SUPPLIED DATA:
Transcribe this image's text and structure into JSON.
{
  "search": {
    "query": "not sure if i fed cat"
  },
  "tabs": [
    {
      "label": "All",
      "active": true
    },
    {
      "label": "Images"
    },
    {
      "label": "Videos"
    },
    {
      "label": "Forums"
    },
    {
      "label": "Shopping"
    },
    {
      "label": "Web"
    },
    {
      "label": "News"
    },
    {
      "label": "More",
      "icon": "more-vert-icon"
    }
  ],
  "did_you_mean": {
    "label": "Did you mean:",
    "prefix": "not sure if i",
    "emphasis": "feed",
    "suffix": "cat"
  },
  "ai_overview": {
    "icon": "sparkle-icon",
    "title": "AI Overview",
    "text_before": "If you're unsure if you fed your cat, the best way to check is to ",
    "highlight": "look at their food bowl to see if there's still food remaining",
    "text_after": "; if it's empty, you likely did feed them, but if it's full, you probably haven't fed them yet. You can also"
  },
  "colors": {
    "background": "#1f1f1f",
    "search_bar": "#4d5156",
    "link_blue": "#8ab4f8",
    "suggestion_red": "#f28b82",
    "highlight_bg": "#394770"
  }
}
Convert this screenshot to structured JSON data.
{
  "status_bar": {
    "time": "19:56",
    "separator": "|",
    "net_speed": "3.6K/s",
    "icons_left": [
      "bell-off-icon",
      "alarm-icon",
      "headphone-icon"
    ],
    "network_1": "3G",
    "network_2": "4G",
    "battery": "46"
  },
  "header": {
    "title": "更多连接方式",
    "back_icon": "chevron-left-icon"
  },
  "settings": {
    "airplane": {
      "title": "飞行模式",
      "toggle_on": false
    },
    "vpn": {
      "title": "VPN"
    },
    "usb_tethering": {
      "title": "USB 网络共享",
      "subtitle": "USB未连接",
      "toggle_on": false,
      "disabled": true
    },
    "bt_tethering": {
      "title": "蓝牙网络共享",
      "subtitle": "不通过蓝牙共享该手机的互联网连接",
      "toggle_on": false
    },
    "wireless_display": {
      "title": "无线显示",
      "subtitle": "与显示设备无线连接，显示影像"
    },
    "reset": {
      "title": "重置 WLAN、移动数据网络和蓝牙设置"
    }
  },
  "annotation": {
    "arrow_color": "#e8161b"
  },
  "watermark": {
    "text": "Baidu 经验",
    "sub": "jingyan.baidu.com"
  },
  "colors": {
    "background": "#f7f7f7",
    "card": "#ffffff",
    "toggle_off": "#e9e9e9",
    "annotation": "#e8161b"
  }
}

SET PROBLEM:
Repeat the records above exactly, leaving none out.

SOLUTION FOR THIS PROBLEM:
Transcribe this image's text and structure into JSON.
{
  "search": {
    "query": "not sure if i fed cat"
  },
  "tabs": [
    {
      "label": "All",
      "active": true
    },
    {
      "label": "Images"
    },
    {
      "label": "Videos"
    },
    {
      "label": "Forums"
    },
    {
      "label": "Shopping"
    },
    {
      "label": "Web"
    },
    {
      "label": "News"
    },
    {
      "label": "More",
      "icon": "more-vert-icon"
    }
  ],
  "did_you_mean": {
    "label": "Did you mean:",
    "prefix": "not sure if i",
    "emphasis": "feed",
    "suffix": "cat"
  },
  "ai_overview": {
    "icon": "sparkle-icon",
    "title": "AI Overview",
    "text_before": "If you're unsure if you fed your cat, the best way to check is to ",
    "highlight": "look at their food bowl to see if there's still food remaining",
    "text_after": "; if it's empty, you likely did feed them, but if it's full, you probably haven't fed them yet. You can also"
  },
  "colors": {
    "background": "#1f1f1f",
    "search_bar": "#4d5156",
    "link_blue": "#8ab4f8",
    "suggestion_red": "#f28b82",
    "highlight_bg": "#394770"
  }
}
Convert this screenshot to structured JSON data.
{
  "status_bar": {
    "time": "19:56",
    "separator": "|",
    "net_speed": "3.6K/s",
    "icons_left": [
      "bell-off-icon",
      "alarm-icon",
      "headphone-icon"
    ],
    "network_1": "3G",
    "network_2": "4G",
    "battery": "46"
  },
  "header": {
    "title": "更多连接方式",
    "back_icon": "chevron-left-icon"
  },
  "settings": {
    "airplane": {
      "title": "飞行模式",
      "toggle_on": false
    },
    "vpn": {
      "title": "VPN"
    },
    "usb_tethering": {
      "title": "USB 网络共享",
      "subtitle": "USB未连接",
      "toggle_on": false,
      "disabled": true
    },
    "bt_tethering": {
      "title": "蓝牙网络共享",
      "subtitle": "不通过蓝牙共享该手机的互联网连接",
      "toggle_on": false
    },
    "wireless_display": {
      "title": "无线显示",
      "subtitle": "与显示设备无线连接，显示影像"
    },
    "reset": {
      "title": "重置 WLAN、移动数据网络和蓝牙设置"
    }
  },
  "annotation": {
    "arrow_color": "#e8161b"
  },
  "watermark": {
    "text": "Baidu 经验",
    "sub": "jingyan.baidu.com"
  },
  "colors": {
    "background": "#f7f7f7",
    "card": "#ffffff",
    "toggle_off": "#e9e9e9",
    "annotation": "#e8161b"
  }
}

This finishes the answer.